### [Do this]
Write what comes next in the Athens travel account below, starting right after its last sentence.

We have learned a trick when riding in big cities. Park the bike securely and do public transportation. The first thing we look for is the Hop On/Hop Off Sightseeing Bus Tours ( https://www.hop-on-hop-off-bus.com ). These buses hit most of the tourist areas of the city and narrate, in your language, what you are seeing. And if you want to explore more on your own, just get back on the bus at another stop. Easy.

In the morning we walked to the pickup location for the bus and rode a big loop to see the sights before deciding which place we wanted to see first. From many areas in the city all you have to do is look up and on a an enormous flat rock 490 feet above and overlooking the city is the Acropolis of Athens. This ancient citadel was built in the 5th century BC. The area contains several ancient buildings of great architectural and historic significance, the most famous being the Parthenon. The Parthenon was dedicated to the goddess Athena, whom the people of Athens considered their patron. The Acropolis is undergoing extensive renovations at the present time.


Theatre of Dionysus

Parthenon

Parthenon

Erechtheion,
honoring Athena & Poseidon, this famous, ancient Greek temple features a porch with 6 caryatids

Back on the bus and to the market. We wandered around looking at the people selling all kinds of things, even food. Finding a little cafe we ordered a great homemade pizza and a beer and chatted with a couple out enjoying the day with their new baby. On the way back to the bus we came across a car show of old Fiat 500’s. Cute little buggies.

The next day we decided to buy our ferry tickets before hopping back on the bus for more exploration. Getting off at a couple locations to look around we finally headed to the Old Market to wander around some. On the way we passed the Presidential Palace. The Changing of the Guard at the Tomb of the Unknown Soldier was about to take place. We hopped of the bus and were treated to the wonderful ceremony. From the side the three guards entered the square, two officers and the guard. as they approached the spectators parted down the center of the viewing area as the soldiers high stepped through the people to the guarded area. One of the officers narrated what was about to happen and the two guards high stepped toward each other preforming the Changing of the Guard ceremony. It was very impressive.

### [Record set]
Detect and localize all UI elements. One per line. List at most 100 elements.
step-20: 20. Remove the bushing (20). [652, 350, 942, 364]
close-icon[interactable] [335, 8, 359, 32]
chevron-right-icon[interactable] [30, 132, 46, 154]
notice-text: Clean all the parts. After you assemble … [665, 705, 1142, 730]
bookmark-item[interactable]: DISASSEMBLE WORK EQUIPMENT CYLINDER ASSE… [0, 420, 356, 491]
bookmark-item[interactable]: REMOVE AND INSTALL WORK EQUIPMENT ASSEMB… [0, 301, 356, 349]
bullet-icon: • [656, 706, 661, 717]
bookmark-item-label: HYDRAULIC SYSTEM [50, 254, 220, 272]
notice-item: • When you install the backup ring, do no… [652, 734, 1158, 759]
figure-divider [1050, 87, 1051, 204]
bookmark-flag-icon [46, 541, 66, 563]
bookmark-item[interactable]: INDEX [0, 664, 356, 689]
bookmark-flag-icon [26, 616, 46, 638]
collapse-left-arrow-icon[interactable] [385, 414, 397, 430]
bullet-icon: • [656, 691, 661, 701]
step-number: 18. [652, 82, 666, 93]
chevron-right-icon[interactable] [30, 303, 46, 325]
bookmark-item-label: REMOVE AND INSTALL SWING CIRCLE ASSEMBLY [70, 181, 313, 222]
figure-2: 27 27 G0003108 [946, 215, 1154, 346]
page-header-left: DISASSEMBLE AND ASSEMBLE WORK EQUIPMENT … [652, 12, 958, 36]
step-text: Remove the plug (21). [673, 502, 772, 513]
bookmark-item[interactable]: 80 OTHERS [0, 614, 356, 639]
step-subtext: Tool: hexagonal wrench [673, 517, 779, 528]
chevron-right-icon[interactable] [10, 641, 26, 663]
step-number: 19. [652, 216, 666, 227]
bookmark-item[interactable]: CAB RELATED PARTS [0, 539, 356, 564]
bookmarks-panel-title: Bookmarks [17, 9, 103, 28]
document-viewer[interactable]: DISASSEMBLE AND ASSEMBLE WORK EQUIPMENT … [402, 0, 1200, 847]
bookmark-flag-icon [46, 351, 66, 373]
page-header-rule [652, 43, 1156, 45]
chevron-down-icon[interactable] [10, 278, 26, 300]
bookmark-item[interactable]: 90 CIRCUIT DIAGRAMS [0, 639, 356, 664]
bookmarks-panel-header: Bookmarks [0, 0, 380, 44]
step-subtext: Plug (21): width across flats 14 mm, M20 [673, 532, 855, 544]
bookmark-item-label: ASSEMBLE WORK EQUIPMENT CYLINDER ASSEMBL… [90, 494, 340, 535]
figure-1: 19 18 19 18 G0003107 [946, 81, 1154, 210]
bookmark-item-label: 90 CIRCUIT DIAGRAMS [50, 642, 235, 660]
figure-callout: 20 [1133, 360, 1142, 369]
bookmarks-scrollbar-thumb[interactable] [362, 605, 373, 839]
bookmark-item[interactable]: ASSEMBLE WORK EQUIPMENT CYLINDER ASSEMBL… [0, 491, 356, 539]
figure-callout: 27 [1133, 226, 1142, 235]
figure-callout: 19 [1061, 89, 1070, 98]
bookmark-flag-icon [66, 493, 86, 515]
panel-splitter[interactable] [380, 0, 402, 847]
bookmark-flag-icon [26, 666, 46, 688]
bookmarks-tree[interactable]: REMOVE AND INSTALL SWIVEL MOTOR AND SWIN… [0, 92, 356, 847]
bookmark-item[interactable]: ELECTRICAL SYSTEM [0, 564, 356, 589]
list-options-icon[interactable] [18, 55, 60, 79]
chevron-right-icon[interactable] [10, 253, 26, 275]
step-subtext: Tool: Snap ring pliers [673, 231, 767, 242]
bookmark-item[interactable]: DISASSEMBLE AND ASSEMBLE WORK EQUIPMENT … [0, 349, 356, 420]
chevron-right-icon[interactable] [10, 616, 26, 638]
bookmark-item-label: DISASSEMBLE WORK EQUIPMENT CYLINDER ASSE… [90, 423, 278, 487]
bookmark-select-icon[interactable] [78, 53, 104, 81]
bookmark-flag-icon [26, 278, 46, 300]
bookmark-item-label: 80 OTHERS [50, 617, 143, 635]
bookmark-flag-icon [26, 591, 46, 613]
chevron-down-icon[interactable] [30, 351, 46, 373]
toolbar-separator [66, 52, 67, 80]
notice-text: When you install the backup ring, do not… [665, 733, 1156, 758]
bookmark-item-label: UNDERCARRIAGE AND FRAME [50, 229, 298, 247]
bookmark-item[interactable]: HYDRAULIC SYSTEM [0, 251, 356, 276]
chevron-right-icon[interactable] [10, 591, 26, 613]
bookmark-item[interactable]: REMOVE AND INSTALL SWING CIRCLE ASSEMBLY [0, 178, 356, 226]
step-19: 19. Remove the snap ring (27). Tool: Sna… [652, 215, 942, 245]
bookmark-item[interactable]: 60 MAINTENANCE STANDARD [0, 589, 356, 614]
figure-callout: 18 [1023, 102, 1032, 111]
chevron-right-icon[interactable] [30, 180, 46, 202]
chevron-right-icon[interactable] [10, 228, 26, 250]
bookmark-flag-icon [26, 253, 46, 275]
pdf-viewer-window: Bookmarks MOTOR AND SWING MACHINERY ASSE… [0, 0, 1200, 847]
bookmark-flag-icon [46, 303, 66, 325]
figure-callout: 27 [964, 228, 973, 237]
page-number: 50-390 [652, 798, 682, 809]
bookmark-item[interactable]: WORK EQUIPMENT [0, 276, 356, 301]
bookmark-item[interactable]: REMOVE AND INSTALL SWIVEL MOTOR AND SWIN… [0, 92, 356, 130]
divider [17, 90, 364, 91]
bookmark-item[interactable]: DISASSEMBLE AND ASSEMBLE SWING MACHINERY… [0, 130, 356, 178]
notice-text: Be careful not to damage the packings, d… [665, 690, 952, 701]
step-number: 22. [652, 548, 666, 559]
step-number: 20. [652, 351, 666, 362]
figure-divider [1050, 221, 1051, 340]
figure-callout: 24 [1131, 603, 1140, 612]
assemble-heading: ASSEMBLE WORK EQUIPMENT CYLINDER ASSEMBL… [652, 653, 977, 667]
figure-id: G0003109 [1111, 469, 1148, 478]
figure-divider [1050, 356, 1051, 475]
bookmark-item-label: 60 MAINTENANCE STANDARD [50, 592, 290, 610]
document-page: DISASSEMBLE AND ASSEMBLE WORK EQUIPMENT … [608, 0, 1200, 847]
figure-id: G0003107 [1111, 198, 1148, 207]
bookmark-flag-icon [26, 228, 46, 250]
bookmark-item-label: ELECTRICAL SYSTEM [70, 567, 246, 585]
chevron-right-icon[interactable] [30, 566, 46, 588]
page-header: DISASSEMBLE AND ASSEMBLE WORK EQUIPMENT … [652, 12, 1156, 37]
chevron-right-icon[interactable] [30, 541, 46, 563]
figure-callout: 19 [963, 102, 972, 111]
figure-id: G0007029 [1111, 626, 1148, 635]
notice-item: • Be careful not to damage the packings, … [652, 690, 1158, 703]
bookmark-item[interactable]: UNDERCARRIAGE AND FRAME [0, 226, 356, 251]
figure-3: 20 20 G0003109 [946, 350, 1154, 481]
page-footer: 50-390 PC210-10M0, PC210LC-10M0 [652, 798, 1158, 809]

### [Response for this exercise]
Our next stop was the old town market and lunch. Finding a cafe with an outdoor seating area we ordered a couple fresh Greek pies with meat fillings and feta cheese. Excellent choice. Sitting on the street the market area filled our senses. All around the sounds of people bargaining with the shop owners for the best price, couples chatting, scooters buzzing, horns honking gave us a sense of excitement.

Ever visit must include the Olympic Panathenaic Stadium. The stadium was built on the site of the original Panathenaic games in 300 BC. The current stadium was built in 144 AD, had seating for 50,000 spectators and is built entirely of marble. For many centuries it sat abandoned until being refurbished and used again for the opening and closing ceremonies in 1896 for the first modern Olympic games. It is also the last venue in Greece from where the Olympic flame handover ceremony to the host nation takes place.

We walked on the field and sat in the chairs of past rulers and just felt the history. We walked through the entryway that the contestants had entered the field through and walked the length of what looked like a long cave carved into the marble leading to the main halls and an exhibition area. Truly spectacular.

The next day we arrived at the ferry port to make our way toward Turkey. We had to cross first to a small Greek Island, Chios, just 30 minutes from the Turkish coast. The ferry took several hours and we arrived to Chios at about 0400 am. There were a couple cafes open so we sat, had coffee and a Greek pastry, hooked up to WiFi and looked for a place to spend that night as the ferry to Turkey didn’t leave until the next morning.

It finally got light and we went looking for the place I had booked on booking.com. It was described as on the hill overlooking the beach and ocean with a pool and a hot tub. After negotiating a terrible broken road down to it we found what was a deserted hotel. Nobody was around and the pool and hot tub looked as if they hadn’t been used in years. I had already paid for it through booking.com Grrrr. They did reimburse my money.

Headed back to town we found a great place place right on the water on the other side of the island. First up, go explore the island. The island was beautiful and ended up being one of favorites, it seemed almost deserted.

On the backside of the island we came across a road that looked like it went down to a beach area. Coming around the first corner we were startled by a group of tanks with soldiers standing near them. We waved and they waved back as we passed and soon we became aware we were on a proving ground and the signage encouraged us to turn back. We took the advice, there is always another beach. The soldiers waved at us again as we passed probably laughing amongst themselves.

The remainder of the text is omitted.